START MATERIALS PROVIDED

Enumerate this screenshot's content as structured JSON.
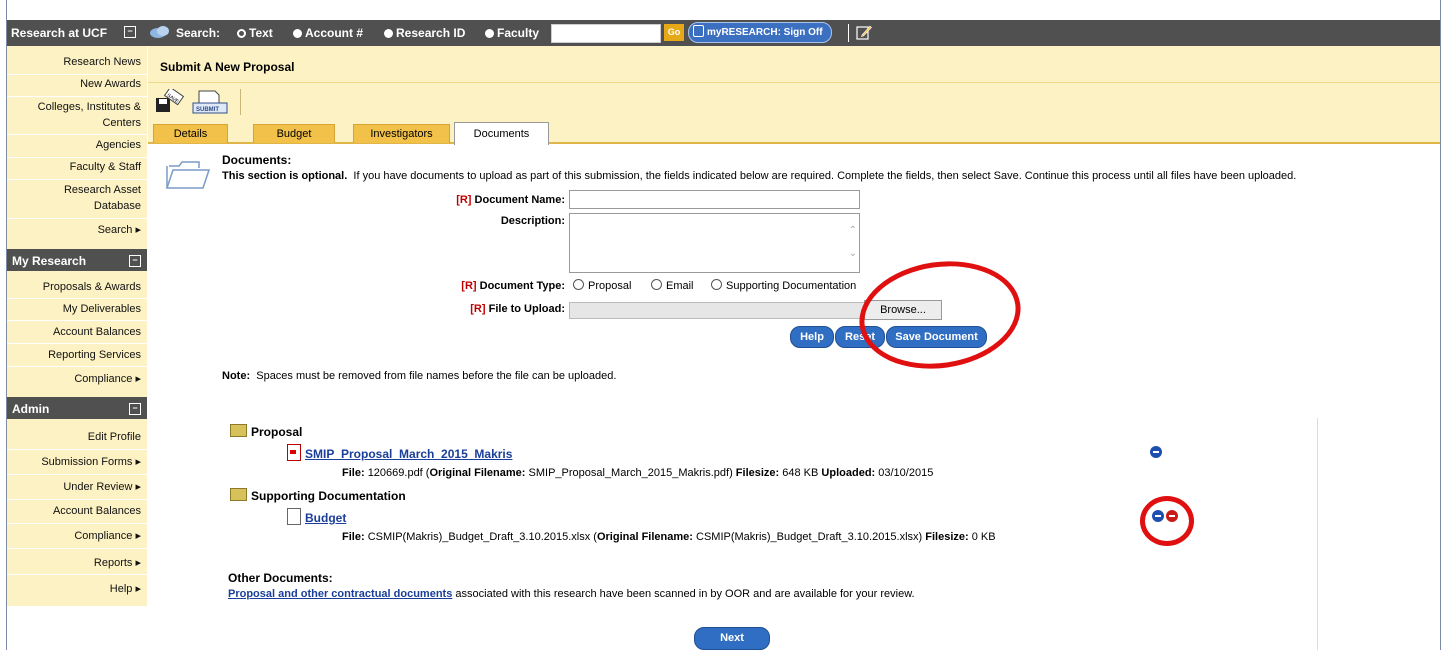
{
  "topbar": {
    "brand": "Research at UCF",
    "search_label": "Search:",
    "search_options": [
      "Text",
      "Account #",
      "Research ID",
      "Faculty"
    ],
    "search_selected": "Text",
    "go_label": "Go",
    "signoff_label": "myRESEARCH: Sign Off"
  },
  "sidebar": {
    "research_items": [
      "Research News",
      "New Awards",
      "Colleges, Institutes &",
      "Centers",
      "Agencies",
      "Faculty & Staff",
      "Research Asset",
      "Database",
      "Search"
    ],
    "my_research_title": "My Research",
    "my_research_items": [
      "Proposals & Awards",
      "My Deliverables",
      "Account Balances",
      "Reporting Services",
      "Compliance"
    ],
    "admin_title": "Admin",
    "admin_items": [
      "Edit Profile",
      "Submission Forms",
      "Under Review",
      "Account Balances",
      "Compliance",
      "Reports",
      "Help"
    ]
  },
  "page": {
    "title": "Submit A New Proposal",
    "tool_save": "SAVE",
    "tool_submit": "SUBMIT",
    "tabs": [
      "Details",
      "Budget",
      "Investigators",
      "Documents"
    ],
    "active_tab": "Documents"
  },
  "documents": {
    "heading": "Documents:",
    "optional_bold": "This section is optional.",
    "optional_text": "If you have documents to upload as part of this submission, the fields indicated below are required. Complete the fields, then select Save. Continue this process until all files have been uploaded.",
    "req_marker": "[R]",
    "doc_name_label": "Document Name:",
    "description_label": "Description:",
    "doc_type_label": "Document Type:",
    "doc_types": [
      "Proposal",
      "Email",
      "Supporting Documentation"
    ],
    "file_label": "File to Upload:",
    "browse_label": "Browse...",
    "help_label": "Help",
    "reset_label": "Reset",
    "save_label": "Save Document",
    "note_label": "Note:",
    "note_text": "Spaces must be removed from file names before the file can be uploaded."
  },
  "files": {
    "proposal_group": "Proposal",
    "proposal_link": "SMIP_Proposal_March_2015_Makris",
    "proposal_file_label": "File:",
    "proposal_file": "120669.pdf",
    "original_label": "Original Filename:",
    "proposal_original": "SMIP_Proposal_March_2015_Makris.pdf",
    "filesize_label": "Filesize:",
    "proposal_size": "648 KB",
    "uploaded_label": "Uploaded:",
    "proposal_uploaded": "03/10/2015",
    "support_group": "Supporting Documentation",
    "budget_link": "Budget",
    "budget_file": "CSMIP(Makris)_Budget_Draft_3.10.2015.xlsx",
    "budget_original": "CSMIP(Makris)_Budget_Draft_3.10.2015.xlsx",
    "budget_size": "0 KB"
  },
  "other": {
    "heading": "Other Documents:",
    "link": "Proposal and other contractual documents",
    "text": "associated with this research have been scanned in by OOR and are available for your review."
  },
  "next_label": "Next",
  "colors": {
    "header_bg": "#505050",
    "sidebar_bg": "#fdf2c4",
    "tab_bg": "#f2c14a",
    "button_blue": "#2f6ec2",
    "annotation_red": "#e01010"
  }
}
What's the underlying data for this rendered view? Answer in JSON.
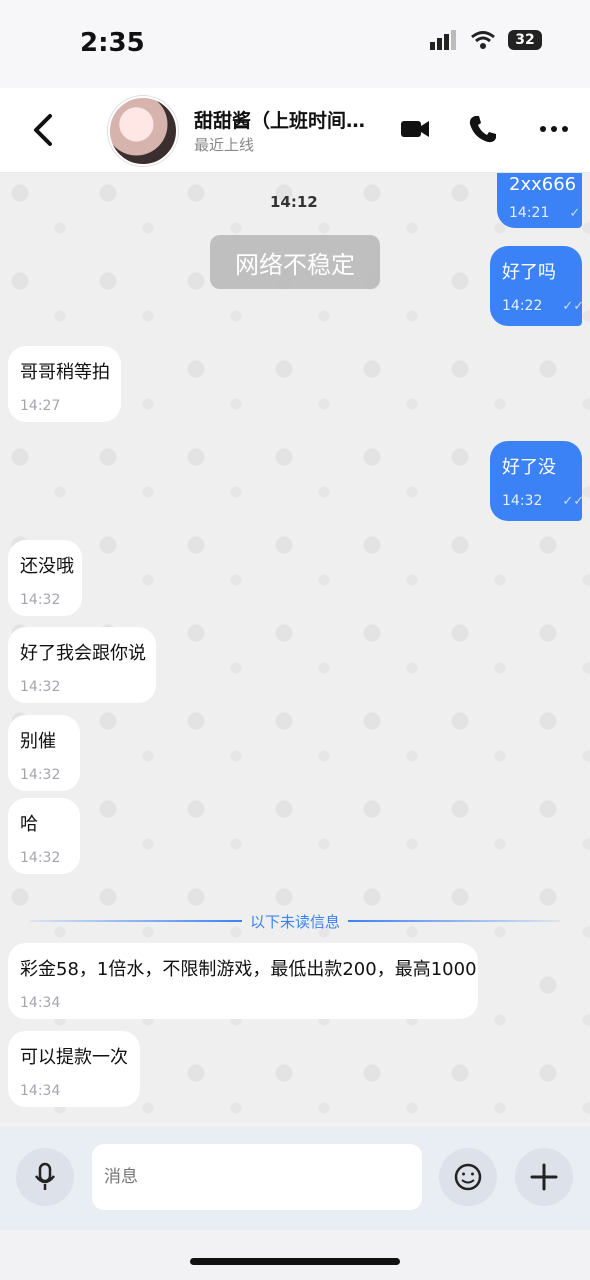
{
  "status": {
    "time": "2:35",
    "battery": "32"
  },
  "header": {
    "name": "甜甜酱（上班时间…",
    "last_seen": "最近上线"
  },
  "chat": {
    "date": "14:12",
    "notice": "网络不稳定",
    "partial_top_text": "2xx666",
    "unread_label": "以下未读信息",
    "messages": [
      {
        "dir": "out",
        "text": "",
        "time": "14:21"
      },
      {
        "dir": "out",
        "text": "好了吗",
        "time": "14:22"
      },
      {
        "dir": "in",
        "text": "哥哥稍等拍",
        "time": "14:27"
      },
      {
        "dir": "out",
        "text": "好了没",
        "time": "14:32"
      },
      {
        "dir": "in",
        "text": "还没哦",
        "time": "14:32"
      },
      {
        "dir": "in",
        "text": "好了我会跟你说",
        "time": "14:32"
      },
      {
        "dir": "in",
        "text": "别催",
        "time": "14:32"
      },
      {
        "dir": "in",
        "text": "哈",
        "time": "14:32"
      },
      {
        "dir": "in",
        "text": "彩金58，1倍水，不限制游戏，最低出款200，最高1000",
        "time": "14:34"
      },
      {
        "dir": "in",
        "text": "可以提款一次",
        "time": "14:34"
      }
    ]
  },
  "composer": {
    "placeholder": "消息"
  }
}
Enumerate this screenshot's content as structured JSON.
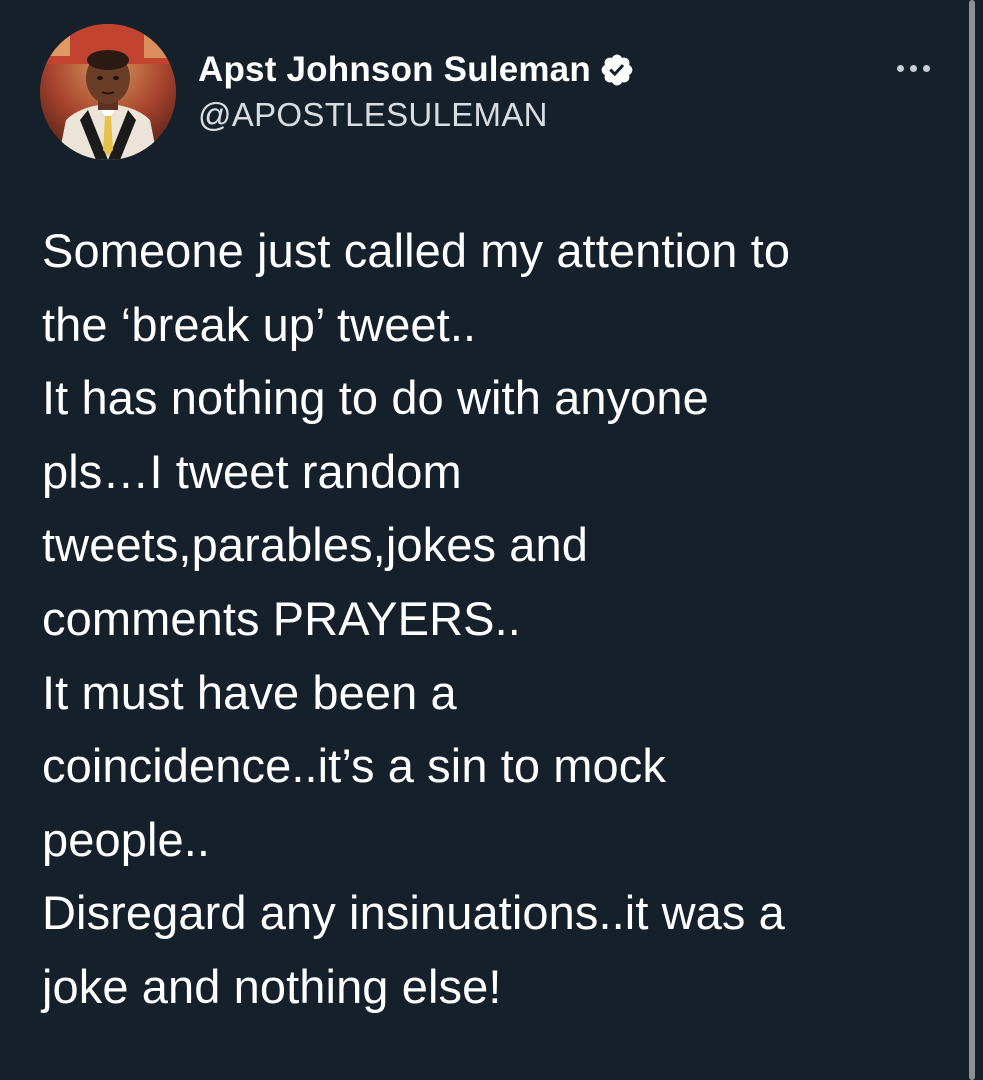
{
  "author": {
    "display_name": "Apst Johnson Suleman",
    "handle": "@APOSTLESULEMAN",
    "verified": true,
    "avatar_icon": "profile-photo"
  },
  "actions": {
    "more_icon": "more-horizontal-icon"
  },
  "tweet": {
    "lines": [
      "Someone just called my attention to",
      "the ‘break up’ tweet..",
      "It has nothing to do with anyone",
      "pls…I tweet random",
      "tweets,parables,jokes and",
      "comments PRAYERS..",
      "It must have been a",
      "coincidence..it’s a sin to mock",
      "people..",
      "Disregard any insinuations..it was a",
      "joke and nothing else!"
    ]
  },
  "colors": {
    "background": "#15202b",
    "text_primary": "#ffffff",
    "text_secondary": "#d9dde1",
    "verified_badge": "#ffffff"
  }
}
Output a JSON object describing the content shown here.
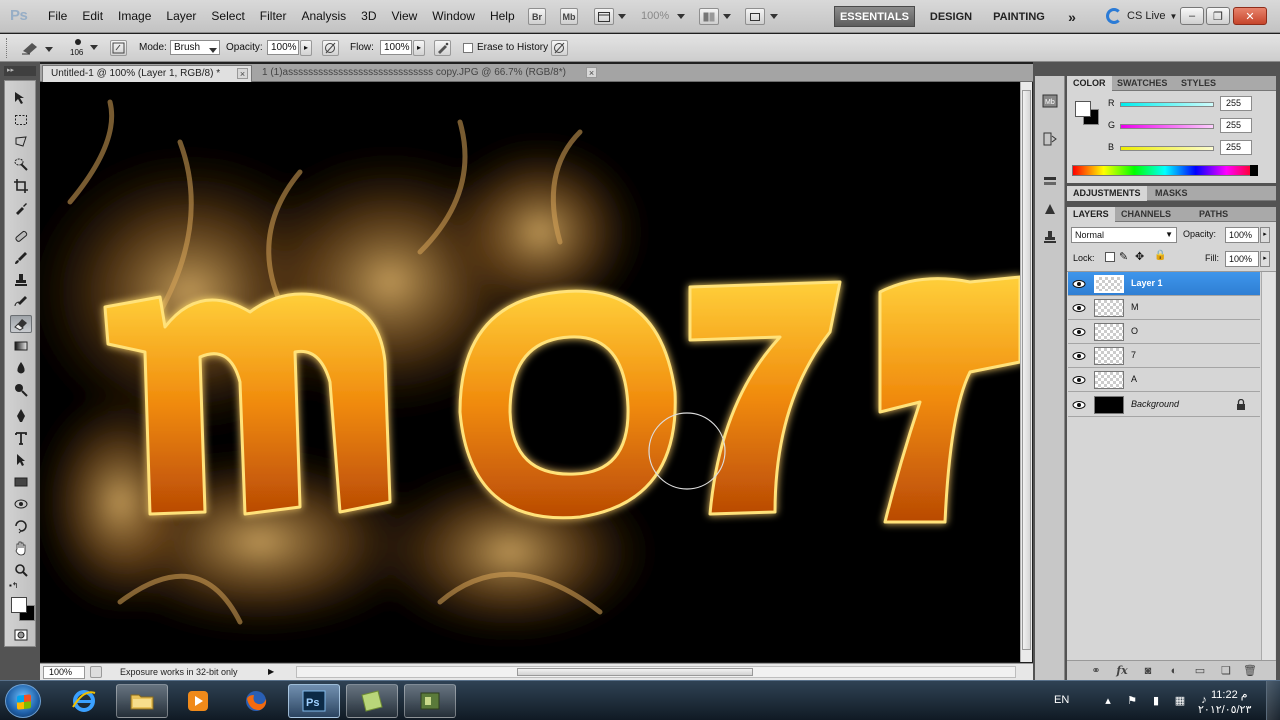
{
  "app": {
    "logo": "Ps",
    "menu": [
      "File",
      "Edit",
      "Image",
      "Layer",
      "Select",
      "Filter",
      "Analysis",
      "3D",
      "View",
      "Window",
      "Help"
    ],
    "bridge_label": "Br",
    "minibridge_label": "Mb",
    "zoom": "100%",
    "workspaces": [
      "ESSENTIALS",
      "DESIGN",
      "PAINTING"
    ],
    "more": "»",
    "cs_live": "CS Live",
    "window_controls": {
      "minimize": "–",
      "restore": "❐",
      "close": "✕"
    }
  },
  "options": {
    "brush_size": "106",
    "mode_label": "Mode:",
    "mode_value": "Brush",
    "opacity_label": "Opacity:",
    "opacity_value": "100%",
    "flow_label": "Flow:",
    "flow_value": "100%",
    "erase_history_label": "Erase to History"
  },
  "documents": {
    "tabs": [
      {
        "label": "Untitled-1 @ 100% (Layer 1, RGB/8) *",
        "close": "×"
      },
      {
        "label": "1 (1)asssssssssssssssssssssssssssss copy.JPG @ 66.7% (RGB/8*)",
        "close": "×"
      }
    ],
    "canvas_text": [
      "m",
      "o",
      "7",
      "A"
    ]
  },
  "status": {
    "zoom": "100%",
    "message": "Exposure works in 32-bit only"
  },
  "color_panel": {
    "tabs": [
      "COLOR",
      "SWATCHES",
      "STYLES"
    ],
    "channels": [
      {
        "label": "R",
        "value": "255",
        "color": "#00cccc"
      },
      {
        "label": "G",
        "value": "255",
        "color": "#cc00cc"
      },
      {
        "label": "B",
        "value": "255",
        "color": "#cccc00"
      }
    ]
  },
  "adjustments_panel": {
    "tabs": [
      "ADJUSTMENTS",
      "MASKS"
    ]
  },
  "layers_panel": {
    "tabs": [
      "LAYERS",
      "CHANNELS",
      "PATHS"
    ],
    "blend_mode": "Normal",
    "opacity_label": "Opacity:",
    "opacity_value": "100%",
    "lock_label": "Lock:",
    "fill_label": "Fill:",
    "fill_value": "100%",
    "layers": [
      {
        "name": "Layer 1",
        "selected": true
      },
      {
        "name": "M",
        "selected": false
      },
      {
        "name": "O",
        "selected": false
      },
      {
        "name": "7",
        "selected": false
      },
      {
        "name": "A",
        "selected": false
      },
      {
        "name": "Background",
        "selected": false,
        "locked": true
      }
    ],
    "footer_icons": [
      "link-icon",
      "fx-icon",
      "mask-icon",
      "adjustment-icon",
      "group-icon",
      "new-layer-icon",
      "trash-icon"
    ]
  },
  "taskbar": {
    "language": "EN",
    "time": "11:22 م",
    "date": "٢٠١٢/٠٥/٢٣",
    "apps": [
      "internet-explorer",
      "file-explorer",
      "media-player",
      "firefox",
      "photoshop",
      "notes",
      "program"
    ]
  }
}
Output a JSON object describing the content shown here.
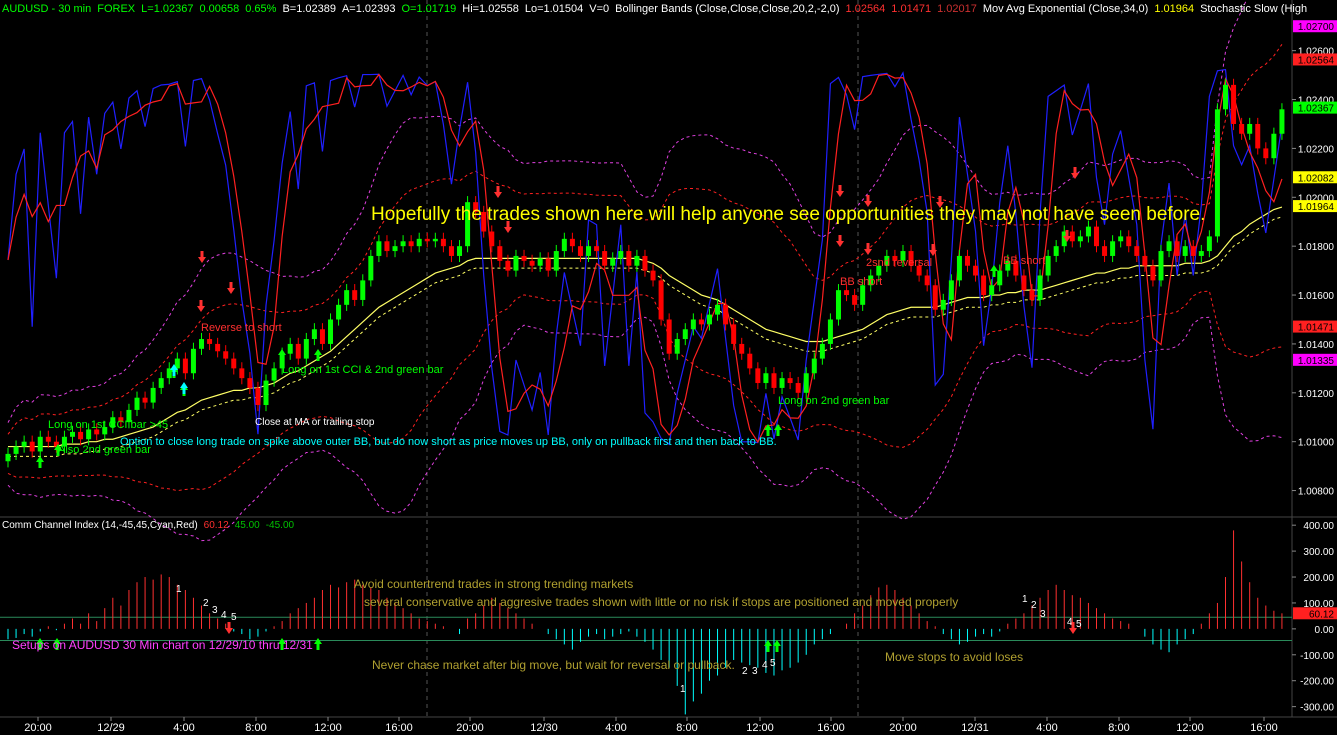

END MATERIALS PROVIDED

§ PROBLEM TO SOLVE
Copy each line of the listing that includes "xlsx".

§ CORRECT RESULT
    "budget_file": "CSMIP(Makris)_Budget_Draft_3.10.2015.xlsx",
    "budget_original": "CSMIP(Makris)_Budget_Draft_3.10.2015.xlsx",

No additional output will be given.